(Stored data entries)
╔══

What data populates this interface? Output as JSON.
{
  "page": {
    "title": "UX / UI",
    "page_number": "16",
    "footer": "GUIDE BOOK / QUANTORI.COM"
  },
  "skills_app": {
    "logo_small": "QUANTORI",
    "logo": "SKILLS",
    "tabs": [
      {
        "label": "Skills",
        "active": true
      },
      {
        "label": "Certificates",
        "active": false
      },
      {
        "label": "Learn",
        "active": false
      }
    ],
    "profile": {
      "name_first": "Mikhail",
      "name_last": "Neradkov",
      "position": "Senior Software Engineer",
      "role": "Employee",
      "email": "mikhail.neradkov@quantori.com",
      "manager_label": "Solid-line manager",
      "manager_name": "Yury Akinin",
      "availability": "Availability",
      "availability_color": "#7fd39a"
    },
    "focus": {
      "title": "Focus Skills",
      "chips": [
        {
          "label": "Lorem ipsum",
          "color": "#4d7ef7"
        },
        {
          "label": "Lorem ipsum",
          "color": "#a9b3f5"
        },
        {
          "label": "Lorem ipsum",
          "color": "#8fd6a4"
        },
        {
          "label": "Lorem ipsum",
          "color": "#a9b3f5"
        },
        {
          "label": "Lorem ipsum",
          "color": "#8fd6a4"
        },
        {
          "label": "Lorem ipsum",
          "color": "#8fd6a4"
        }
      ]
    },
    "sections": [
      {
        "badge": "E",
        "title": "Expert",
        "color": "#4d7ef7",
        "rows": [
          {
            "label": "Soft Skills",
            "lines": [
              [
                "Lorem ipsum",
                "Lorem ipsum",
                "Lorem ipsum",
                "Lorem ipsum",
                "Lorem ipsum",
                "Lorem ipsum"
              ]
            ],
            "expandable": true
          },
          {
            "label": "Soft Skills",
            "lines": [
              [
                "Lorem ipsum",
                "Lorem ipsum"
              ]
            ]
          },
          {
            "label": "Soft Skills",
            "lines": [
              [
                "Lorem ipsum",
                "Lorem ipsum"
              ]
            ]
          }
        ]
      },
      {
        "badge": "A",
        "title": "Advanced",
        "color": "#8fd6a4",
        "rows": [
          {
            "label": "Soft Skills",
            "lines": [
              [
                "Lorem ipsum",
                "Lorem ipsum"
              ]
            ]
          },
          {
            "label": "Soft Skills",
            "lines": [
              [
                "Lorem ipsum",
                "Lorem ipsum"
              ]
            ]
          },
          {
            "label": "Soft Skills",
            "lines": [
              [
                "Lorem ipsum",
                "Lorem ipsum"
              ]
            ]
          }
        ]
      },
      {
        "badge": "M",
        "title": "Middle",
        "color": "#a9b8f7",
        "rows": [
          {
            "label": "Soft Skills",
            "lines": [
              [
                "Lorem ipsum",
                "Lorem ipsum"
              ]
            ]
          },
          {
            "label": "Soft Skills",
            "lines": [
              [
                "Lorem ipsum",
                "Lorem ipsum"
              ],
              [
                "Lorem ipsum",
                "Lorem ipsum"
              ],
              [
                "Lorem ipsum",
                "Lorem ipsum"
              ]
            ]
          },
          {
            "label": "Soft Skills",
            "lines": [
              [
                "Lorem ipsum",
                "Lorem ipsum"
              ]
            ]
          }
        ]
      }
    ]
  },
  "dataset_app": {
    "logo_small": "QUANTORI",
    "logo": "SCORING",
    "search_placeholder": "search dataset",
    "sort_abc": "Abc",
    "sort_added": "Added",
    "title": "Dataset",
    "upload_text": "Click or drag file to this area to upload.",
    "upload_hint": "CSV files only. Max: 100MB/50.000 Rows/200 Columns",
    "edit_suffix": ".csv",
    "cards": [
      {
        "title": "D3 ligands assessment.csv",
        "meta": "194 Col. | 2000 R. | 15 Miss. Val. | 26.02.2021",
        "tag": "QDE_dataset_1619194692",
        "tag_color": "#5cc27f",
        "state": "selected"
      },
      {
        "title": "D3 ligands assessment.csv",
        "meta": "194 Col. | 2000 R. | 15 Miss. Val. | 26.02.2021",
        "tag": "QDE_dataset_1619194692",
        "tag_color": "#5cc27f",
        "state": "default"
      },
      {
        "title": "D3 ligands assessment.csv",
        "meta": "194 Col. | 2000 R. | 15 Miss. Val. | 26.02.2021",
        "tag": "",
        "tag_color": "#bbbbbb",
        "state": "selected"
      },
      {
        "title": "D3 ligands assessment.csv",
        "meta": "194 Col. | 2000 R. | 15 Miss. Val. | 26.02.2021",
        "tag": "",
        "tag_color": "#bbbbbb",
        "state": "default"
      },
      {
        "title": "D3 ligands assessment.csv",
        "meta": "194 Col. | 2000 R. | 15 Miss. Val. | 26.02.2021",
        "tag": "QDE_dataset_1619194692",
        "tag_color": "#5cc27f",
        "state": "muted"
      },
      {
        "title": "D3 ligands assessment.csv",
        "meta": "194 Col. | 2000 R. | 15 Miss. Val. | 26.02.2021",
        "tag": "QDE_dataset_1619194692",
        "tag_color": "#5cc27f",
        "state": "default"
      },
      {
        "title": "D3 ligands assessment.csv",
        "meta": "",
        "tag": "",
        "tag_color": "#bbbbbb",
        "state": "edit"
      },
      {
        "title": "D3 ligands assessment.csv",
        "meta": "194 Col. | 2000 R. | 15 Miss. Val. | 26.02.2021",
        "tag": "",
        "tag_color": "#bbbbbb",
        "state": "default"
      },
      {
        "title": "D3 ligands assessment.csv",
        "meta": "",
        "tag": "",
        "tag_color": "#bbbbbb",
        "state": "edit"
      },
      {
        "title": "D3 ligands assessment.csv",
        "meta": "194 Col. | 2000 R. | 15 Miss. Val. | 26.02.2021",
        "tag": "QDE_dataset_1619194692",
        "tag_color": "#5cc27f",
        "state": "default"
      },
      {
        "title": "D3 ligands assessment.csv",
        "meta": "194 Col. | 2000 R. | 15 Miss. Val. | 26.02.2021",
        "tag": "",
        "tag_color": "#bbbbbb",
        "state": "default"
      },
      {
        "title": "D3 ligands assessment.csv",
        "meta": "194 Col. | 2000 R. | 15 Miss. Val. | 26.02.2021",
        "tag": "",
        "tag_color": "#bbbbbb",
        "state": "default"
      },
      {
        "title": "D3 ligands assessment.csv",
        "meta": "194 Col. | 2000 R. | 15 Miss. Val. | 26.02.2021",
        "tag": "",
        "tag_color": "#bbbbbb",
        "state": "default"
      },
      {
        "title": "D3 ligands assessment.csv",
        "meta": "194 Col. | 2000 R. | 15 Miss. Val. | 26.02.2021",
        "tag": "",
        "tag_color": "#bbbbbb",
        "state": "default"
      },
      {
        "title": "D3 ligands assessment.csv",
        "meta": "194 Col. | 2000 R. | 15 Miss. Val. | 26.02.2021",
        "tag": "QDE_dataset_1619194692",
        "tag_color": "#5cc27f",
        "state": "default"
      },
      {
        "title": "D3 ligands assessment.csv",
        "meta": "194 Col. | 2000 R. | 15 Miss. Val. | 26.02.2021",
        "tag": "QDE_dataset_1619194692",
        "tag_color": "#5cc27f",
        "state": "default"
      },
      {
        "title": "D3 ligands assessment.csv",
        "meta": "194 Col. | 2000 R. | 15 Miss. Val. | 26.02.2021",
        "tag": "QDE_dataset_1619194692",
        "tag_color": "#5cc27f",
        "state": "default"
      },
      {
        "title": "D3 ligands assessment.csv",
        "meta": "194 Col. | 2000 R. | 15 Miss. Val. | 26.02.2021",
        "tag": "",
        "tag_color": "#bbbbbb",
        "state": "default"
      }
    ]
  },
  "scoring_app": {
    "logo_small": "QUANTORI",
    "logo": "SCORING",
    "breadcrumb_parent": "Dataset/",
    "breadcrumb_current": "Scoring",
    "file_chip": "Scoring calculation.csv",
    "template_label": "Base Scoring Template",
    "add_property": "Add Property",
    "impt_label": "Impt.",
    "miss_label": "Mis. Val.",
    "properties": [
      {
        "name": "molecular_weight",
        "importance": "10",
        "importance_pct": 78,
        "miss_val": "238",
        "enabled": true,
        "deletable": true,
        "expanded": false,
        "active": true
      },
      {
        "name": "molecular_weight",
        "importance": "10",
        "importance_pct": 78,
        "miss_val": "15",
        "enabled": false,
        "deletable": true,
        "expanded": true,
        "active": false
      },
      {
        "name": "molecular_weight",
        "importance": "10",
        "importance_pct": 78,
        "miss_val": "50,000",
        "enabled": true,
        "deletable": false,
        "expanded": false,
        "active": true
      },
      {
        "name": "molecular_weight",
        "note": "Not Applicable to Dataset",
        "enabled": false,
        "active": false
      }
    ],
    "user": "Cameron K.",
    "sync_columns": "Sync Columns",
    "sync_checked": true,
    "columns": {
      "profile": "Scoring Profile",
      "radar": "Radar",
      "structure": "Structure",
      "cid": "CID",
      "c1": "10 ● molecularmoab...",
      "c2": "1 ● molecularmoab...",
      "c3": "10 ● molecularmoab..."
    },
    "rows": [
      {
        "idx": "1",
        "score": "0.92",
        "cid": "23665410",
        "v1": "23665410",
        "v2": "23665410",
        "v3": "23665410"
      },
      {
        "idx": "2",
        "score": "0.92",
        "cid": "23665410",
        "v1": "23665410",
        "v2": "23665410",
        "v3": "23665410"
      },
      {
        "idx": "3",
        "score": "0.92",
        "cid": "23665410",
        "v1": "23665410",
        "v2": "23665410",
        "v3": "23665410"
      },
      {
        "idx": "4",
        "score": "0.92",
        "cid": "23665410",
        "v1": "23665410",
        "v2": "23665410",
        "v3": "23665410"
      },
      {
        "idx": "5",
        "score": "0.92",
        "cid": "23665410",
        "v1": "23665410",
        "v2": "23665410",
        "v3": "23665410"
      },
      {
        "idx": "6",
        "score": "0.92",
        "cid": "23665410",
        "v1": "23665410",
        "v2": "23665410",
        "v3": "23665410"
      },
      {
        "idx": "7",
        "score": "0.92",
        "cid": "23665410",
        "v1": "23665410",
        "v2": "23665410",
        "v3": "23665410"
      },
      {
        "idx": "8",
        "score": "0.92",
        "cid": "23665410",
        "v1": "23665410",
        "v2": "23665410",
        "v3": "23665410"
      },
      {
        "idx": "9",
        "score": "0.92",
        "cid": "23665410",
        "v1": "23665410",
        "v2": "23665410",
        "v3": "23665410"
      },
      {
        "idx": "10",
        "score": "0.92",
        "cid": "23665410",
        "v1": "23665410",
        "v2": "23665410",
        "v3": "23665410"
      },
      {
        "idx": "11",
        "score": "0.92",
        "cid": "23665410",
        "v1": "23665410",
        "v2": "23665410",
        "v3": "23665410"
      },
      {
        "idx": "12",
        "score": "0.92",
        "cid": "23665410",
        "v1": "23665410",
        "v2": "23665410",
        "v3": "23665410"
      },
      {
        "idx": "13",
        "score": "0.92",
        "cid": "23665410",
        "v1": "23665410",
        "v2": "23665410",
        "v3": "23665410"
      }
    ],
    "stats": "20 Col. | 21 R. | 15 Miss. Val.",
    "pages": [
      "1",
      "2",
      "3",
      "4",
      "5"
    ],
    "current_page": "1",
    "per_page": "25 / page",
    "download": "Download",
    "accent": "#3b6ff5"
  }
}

╚══

■ What the task asks ■
State how many lines of the material contain the string "this", with no other words.

■ Exercise answer ■
2